▸ **Set task**
Gather all lines in the entries that include the word "caption".
┌─ Given data
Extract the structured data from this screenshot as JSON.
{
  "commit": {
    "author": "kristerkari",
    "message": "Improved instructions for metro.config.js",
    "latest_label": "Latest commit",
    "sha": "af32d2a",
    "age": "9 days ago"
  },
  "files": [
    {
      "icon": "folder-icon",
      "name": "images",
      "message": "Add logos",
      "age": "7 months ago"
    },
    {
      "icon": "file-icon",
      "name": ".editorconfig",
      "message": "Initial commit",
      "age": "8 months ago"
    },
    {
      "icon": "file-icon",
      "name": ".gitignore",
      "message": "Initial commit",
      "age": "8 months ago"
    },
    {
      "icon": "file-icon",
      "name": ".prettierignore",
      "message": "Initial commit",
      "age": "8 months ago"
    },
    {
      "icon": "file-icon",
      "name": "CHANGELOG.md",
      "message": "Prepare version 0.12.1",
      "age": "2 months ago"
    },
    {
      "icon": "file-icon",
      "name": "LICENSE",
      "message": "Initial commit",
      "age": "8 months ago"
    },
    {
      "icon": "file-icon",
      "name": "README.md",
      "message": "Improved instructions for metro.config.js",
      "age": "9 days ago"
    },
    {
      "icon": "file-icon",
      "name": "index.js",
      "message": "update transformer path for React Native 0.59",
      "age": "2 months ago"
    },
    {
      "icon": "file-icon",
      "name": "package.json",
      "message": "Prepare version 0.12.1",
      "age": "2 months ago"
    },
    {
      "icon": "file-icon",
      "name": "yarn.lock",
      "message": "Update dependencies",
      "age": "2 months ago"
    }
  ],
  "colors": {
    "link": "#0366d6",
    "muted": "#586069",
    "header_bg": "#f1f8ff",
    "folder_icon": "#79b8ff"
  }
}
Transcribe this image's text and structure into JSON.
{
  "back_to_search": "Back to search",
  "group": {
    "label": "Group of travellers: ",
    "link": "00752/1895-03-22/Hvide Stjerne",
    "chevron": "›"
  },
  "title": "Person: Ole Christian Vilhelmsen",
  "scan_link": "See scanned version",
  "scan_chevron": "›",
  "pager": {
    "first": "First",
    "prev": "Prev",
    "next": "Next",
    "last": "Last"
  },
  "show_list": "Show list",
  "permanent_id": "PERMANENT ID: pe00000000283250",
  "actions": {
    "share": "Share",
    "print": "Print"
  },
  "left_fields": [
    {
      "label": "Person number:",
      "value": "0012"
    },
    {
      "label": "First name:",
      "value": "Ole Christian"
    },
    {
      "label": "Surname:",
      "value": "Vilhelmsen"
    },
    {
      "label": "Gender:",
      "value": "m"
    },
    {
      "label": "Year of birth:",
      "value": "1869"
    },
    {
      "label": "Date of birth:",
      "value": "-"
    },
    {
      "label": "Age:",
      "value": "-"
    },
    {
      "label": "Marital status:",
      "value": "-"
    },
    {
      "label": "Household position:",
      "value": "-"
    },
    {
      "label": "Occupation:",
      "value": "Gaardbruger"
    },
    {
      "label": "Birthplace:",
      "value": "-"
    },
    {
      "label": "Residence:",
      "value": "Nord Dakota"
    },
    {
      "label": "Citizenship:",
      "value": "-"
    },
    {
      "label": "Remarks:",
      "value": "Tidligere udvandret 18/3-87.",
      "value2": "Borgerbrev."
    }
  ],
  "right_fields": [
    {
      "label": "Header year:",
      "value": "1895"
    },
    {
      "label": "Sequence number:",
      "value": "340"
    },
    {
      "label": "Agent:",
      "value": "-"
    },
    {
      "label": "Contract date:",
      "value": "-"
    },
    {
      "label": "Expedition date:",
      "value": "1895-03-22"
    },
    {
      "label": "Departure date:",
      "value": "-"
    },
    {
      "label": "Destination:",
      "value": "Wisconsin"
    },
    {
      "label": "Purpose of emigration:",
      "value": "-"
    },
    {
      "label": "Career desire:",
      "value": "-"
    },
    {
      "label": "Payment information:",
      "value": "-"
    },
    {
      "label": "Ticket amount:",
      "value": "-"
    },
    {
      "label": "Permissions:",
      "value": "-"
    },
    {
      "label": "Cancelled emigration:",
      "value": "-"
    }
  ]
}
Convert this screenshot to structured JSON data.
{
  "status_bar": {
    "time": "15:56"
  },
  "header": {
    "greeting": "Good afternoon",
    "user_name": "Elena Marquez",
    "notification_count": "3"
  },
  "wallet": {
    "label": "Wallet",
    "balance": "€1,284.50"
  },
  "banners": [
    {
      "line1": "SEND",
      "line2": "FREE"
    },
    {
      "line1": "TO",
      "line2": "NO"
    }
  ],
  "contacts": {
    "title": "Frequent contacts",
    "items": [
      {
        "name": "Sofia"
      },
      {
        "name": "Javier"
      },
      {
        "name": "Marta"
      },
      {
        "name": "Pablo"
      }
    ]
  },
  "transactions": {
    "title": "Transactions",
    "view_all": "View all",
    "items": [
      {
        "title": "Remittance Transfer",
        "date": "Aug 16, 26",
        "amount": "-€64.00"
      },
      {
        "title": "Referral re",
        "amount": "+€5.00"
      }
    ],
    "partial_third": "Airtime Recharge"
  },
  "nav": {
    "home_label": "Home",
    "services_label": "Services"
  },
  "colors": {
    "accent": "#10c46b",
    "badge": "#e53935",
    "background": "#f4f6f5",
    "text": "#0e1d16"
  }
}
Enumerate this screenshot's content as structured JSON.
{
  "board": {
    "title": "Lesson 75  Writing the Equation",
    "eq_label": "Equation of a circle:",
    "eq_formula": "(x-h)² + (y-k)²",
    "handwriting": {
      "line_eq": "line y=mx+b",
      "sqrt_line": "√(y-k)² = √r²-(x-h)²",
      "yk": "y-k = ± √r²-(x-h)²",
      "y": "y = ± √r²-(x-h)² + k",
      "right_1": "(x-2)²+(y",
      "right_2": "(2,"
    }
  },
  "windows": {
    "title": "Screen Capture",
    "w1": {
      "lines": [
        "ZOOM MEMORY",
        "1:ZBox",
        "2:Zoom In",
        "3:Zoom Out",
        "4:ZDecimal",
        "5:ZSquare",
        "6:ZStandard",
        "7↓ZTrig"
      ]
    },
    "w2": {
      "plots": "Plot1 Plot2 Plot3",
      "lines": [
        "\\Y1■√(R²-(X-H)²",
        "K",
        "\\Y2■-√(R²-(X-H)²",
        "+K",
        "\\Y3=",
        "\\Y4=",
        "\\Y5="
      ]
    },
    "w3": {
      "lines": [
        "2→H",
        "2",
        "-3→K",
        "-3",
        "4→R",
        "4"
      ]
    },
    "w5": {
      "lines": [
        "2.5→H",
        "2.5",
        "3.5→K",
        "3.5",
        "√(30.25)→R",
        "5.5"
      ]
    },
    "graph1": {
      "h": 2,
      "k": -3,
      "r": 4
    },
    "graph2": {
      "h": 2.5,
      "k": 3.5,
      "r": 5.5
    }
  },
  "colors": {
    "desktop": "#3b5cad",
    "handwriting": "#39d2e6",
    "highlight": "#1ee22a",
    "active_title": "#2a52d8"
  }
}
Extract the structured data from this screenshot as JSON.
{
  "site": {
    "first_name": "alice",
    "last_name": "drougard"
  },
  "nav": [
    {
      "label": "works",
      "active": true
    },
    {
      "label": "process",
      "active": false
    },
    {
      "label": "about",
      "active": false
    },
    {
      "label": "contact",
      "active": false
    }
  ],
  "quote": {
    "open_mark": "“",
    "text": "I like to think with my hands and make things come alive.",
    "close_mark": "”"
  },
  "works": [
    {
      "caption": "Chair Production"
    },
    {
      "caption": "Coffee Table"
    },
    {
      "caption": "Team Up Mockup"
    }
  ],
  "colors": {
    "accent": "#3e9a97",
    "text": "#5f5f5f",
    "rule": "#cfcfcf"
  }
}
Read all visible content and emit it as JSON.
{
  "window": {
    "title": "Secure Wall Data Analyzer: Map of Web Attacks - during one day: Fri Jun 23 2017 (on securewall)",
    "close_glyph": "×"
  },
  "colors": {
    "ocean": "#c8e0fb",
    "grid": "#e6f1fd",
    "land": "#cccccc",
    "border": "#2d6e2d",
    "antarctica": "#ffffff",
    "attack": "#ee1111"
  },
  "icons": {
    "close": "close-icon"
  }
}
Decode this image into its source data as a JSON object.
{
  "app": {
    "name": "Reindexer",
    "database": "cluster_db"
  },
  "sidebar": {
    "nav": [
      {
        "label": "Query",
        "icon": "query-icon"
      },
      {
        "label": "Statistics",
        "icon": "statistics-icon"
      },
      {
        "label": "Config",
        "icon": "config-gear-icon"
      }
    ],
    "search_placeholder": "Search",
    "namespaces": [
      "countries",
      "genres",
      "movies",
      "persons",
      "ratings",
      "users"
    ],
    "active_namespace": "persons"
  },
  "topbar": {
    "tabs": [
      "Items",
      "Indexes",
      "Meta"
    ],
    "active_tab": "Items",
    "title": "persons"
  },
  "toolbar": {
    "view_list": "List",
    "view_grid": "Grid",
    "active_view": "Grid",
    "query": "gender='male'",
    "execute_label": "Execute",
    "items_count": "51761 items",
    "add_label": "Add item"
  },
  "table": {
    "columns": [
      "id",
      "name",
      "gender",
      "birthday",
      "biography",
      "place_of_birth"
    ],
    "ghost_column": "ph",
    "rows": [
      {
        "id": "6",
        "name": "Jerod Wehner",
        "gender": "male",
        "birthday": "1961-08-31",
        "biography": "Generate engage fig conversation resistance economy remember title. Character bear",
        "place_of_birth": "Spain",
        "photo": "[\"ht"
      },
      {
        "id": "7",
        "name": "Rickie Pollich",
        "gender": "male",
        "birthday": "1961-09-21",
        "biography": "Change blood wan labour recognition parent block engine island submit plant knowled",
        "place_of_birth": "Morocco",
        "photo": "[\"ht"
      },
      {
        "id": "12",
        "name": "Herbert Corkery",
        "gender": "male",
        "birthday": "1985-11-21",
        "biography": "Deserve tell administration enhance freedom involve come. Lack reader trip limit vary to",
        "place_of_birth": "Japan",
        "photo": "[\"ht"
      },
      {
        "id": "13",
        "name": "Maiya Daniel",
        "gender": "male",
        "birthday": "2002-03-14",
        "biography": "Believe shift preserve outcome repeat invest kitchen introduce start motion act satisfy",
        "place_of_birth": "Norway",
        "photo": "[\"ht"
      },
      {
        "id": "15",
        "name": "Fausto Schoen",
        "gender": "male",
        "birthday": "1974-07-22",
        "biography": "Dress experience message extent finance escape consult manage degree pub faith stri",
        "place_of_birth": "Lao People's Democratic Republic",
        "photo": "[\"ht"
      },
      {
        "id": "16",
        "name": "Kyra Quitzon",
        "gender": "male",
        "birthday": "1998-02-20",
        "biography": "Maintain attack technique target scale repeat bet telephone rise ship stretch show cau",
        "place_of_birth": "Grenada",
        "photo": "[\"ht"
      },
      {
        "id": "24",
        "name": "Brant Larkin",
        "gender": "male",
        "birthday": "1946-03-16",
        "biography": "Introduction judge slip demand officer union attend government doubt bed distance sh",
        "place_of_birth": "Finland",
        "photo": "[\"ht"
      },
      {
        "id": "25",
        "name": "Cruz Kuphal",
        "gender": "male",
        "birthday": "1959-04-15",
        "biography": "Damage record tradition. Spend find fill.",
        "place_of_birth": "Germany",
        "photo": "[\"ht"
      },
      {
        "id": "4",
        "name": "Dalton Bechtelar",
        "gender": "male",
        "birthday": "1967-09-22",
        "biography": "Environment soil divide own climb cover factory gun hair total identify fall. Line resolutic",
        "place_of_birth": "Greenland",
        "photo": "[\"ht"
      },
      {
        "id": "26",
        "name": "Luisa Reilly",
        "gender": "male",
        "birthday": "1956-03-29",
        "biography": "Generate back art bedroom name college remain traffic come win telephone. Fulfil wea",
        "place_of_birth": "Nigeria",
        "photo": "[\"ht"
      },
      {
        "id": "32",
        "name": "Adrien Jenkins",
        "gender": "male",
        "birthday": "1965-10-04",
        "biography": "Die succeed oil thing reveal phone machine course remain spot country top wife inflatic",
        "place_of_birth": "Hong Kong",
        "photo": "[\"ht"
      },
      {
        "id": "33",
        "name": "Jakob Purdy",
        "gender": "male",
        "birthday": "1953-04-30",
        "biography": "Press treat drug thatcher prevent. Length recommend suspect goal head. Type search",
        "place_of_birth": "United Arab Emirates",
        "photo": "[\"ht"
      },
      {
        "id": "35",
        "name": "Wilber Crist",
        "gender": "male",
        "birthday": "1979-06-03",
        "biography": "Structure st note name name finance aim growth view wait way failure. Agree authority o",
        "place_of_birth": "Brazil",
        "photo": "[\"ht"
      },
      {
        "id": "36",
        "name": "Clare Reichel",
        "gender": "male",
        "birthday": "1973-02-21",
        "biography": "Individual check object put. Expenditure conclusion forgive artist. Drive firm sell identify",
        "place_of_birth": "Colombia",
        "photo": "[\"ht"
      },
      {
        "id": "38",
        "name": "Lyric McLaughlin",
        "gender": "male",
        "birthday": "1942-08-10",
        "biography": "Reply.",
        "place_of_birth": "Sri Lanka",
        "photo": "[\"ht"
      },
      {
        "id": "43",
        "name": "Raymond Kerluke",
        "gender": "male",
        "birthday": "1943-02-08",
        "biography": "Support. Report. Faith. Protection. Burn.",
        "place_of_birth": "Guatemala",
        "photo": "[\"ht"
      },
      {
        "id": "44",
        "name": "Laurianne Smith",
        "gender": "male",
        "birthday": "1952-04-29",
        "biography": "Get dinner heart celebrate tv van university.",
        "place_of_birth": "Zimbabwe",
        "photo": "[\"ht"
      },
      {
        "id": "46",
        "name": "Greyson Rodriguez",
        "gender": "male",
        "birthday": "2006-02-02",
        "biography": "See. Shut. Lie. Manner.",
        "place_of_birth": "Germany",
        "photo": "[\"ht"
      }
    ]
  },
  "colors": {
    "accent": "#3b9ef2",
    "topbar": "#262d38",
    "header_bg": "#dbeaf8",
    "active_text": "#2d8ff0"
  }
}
└─
▸ **Exercise answer**
      "caption": "Chair Production"
      "caption": "Coffee Table"
      "caption": "Team Up Mockup"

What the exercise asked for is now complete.